- [Problem details]: Show every line in the records below that contains the word "this".

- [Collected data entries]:
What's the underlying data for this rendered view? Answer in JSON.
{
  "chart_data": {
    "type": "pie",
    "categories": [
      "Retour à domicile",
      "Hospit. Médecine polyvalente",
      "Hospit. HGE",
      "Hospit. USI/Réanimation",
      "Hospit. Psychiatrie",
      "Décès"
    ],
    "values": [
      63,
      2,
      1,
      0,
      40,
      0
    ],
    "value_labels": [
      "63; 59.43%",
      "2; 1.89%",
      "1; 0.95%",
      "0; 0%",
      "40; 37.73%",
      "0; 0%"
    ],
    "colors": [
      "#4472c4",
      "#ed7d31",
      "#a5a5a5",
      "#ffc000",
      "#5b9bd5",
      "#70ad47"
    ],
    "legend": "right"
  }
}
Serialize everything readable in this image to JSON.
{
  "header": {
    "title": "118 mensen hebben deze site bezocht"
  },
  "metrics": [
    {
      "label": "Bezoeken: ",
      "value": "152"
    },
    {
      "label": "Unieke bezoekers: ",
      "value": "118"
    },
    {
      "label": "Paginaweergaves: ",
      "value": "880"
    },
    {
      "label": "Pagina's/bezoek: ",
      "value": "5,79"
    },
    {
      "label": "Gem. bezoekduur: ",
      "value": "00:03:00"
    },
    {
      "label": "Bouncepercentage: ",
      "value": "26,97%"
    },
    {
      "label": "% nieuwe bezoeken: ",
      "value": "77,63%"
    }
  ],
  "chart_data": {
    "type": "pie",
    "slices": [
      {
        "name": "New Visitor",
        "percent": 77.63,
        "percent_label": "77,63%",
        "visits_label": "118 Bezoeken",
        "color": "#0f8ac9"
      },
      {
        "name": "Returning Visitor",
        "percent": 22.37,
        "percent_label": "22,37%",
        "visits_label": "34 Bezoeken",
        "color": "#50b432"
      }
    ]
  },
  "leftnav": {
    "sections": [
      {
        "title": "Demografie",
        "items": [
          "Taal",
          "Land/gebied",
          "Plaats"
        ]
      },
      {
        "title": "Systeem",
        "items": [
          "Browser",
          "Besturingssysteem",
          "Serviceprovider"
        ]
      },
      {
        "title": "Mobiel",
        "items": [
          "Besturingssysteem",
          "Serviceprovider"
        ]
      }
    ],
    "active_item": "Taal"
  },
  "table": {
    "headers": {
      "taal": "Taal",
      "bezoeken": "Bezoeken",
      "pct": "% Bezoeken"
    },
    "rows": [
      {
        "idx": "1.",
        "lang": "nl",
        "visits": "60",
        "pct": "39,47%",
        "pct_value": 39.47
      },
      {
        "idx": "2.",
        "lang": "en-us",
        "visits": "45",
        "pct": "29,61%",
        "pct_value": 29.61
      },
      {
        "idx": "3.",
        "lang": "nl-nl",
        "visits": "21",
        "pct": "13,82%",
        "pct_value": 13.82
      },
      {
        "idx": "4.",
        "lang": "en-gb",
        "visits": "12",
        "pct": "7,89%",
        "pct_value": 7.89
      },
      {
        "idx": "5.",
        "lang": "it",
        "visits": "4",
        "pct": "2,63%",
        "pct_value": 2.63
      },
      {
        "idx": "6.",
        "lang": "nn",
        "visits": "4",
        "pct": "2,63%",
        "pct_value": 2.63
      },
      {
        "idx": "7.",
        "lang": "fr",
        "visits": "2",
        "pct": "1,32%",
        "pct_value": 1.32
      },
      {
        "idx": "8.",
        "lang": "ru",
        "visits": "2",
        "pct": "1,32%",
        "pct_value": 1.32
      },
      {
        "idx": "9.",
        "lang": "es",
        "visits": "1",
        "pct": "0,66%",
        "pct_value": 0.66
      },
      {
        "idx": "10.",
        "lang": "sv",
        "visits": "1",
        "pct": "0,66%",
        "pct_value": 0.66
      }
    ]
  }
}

- [Output of the task]:
What's the underlying data for this rendered view? Answer in JSON.
Serialize everything readable in this image to JSON.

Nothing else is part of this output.